Write out all the entries word for word, but skip any images.
═════ Provided data
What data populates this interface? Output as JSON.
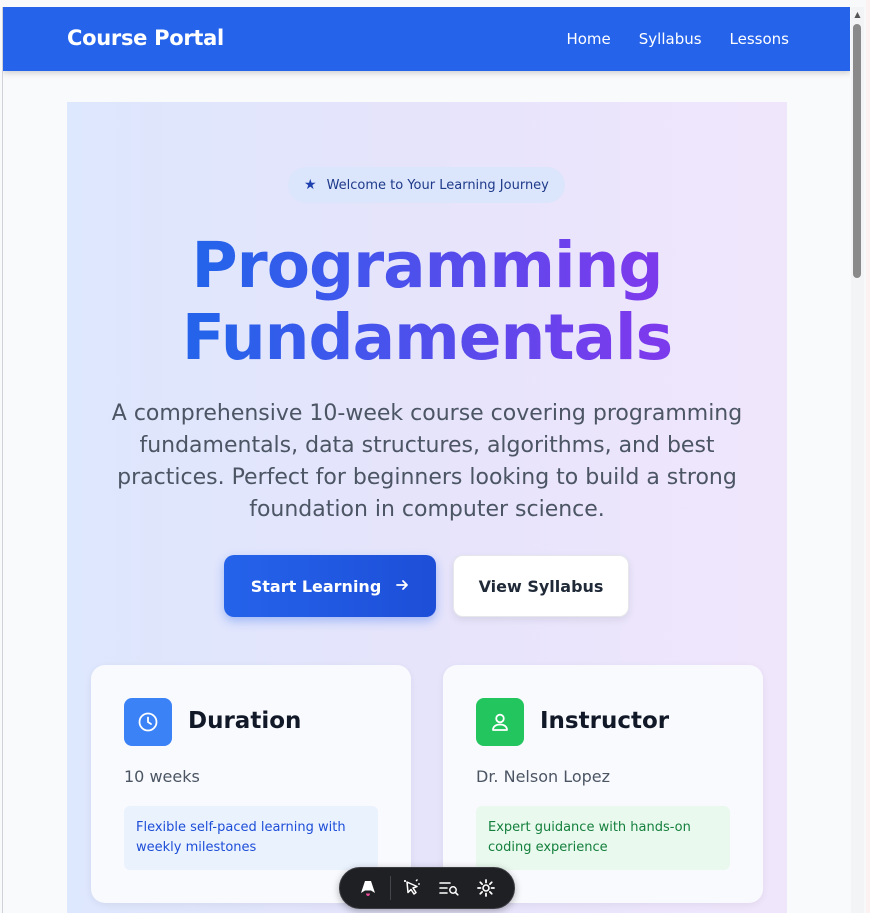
{
  "nav": {
    "brand": "Course Portal",
    "links": [
      "Home",
      "Syllabus",
      "Lessons"
    ]
  },
  "hero": {
    "badge": "Welcome to Your Learning Journey",
    "title_line1": "Programming",
    "title_line2": "Fundamentals",
    "description": "A comprehensive 10-week course covering programming fundamentals, data structures, algorithms, and best practices. Perfect for beginners looking to build a strong foundation in computer science.",
    "primary_button": "Start Learning",
    "secondary_button": "View Syllabus"
  },
  "cards": [
    {
      "title": "Duration",
      "value": "10 weeks",
      "note": "Flexible self-paced learning with weekly milestones",
      "icon": "clock-icon"
    },
    {
      "title": "Instructor",
      "value": "Dr. Nelson Lopez",
      "note": "Expert guidance with hands-on coding experience",
      "icon": "user-icon"
    }
  ],
  "colors": {
    "nav": "#2563eb",
    "primary": "#2563eb",
    "accent_purple": "#7c3aed",
    "green": "#22c55e"
  }
}
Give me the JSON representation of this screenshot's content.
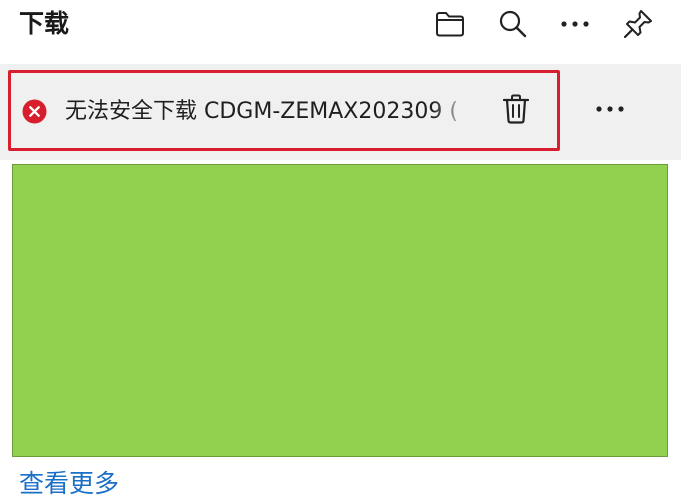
{
  "header": {
    "title": "下载",
    "icons": {
      "folder": "folder-icon",
      "search": "search-icon",
      "more": "more-icon",
      "pin": "pin-icon"
    }
  },
  "download_item": {
    "status_icon": "error-icon",
    "text": "无法安全下载 CDGM-ZEMAX202309 (",
    "actions": {
      "delete": "trash-icon",
      "more": "more-icon"
    }
  },
  "footer": {
    "see_more_label": "查看更多"
  },
  "colors": {
    "error": "#d81e2c",
    "highlight_border": "#d81e2c",
    "link": "#1a6fc7",
    "green_block": "#92d050",
    "row_background": "#f0f0f0"
  }
}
══════════
→ Output for this task
What data populates this interface? Output as JSON.
{
  "nav": {
    "brand": "Course Portal",
    "links": [
      "Home",
      "Syllabus",
      "Lessons"
    ]
  },
  "hero": {
    "badge": "Welcome to Your Learning Journey",
    "title_line1": "Programming",
    "title_line2": "Fundamentals",
    "description": "A comprehensive 10-week course covering programming fundamentals, data structures, algorithms, and best practices. Perfect for beginners looking to build a strong foundation in computer science.",
    "primary_button": "Start Learning",
    "secondary_button": "View Syllabus"
  },
  "cards": [
    {
      "title": "Duration",
      "value": "10 weeks",
      "note": "Flexible self-paced learning with weekly milestones",
      "icon": "clock-icon"
    },
    {
      "title": "Instructor",
      "value": "Dr. Nelson Lopez",
      "note": "Expert guidance with hands-on coding experience",
      "icon": "user-icon"
    }
  ],
  "colors": {
    "nav": "#2563eb",
    "primary": "#2563eb",
    "accent_purple": "#7c3aed",
    "green": "#22c55e"
  }
}
Give me the JSON representation of this screenshot's content.
{
  "header": {
    "title": "下载",
    "icons": {
      "folder": "folder-icon",
      "search": "search-icon",
      "more": "more-icon",
      "pin": "pin-icon"
    }
  },
  "download_item": {
    "status_icon": "error-icon",
    "text": "无法安全下载 CDGM-ZEMAX202309 (",
    "actions": {
      "delete": "trash-icon",
      "more": "more-icon"
    }
  },
  "footer": {
    "see_more_label": "查看更多"
  },
  "colors": {
    "error": "#d81e2c",
    "highlight_border": "#d81e2c",
    "link": "#1a6fc7",
    "green_block": "#92d050",
    "row_background": "#f0f0f0"
  }
}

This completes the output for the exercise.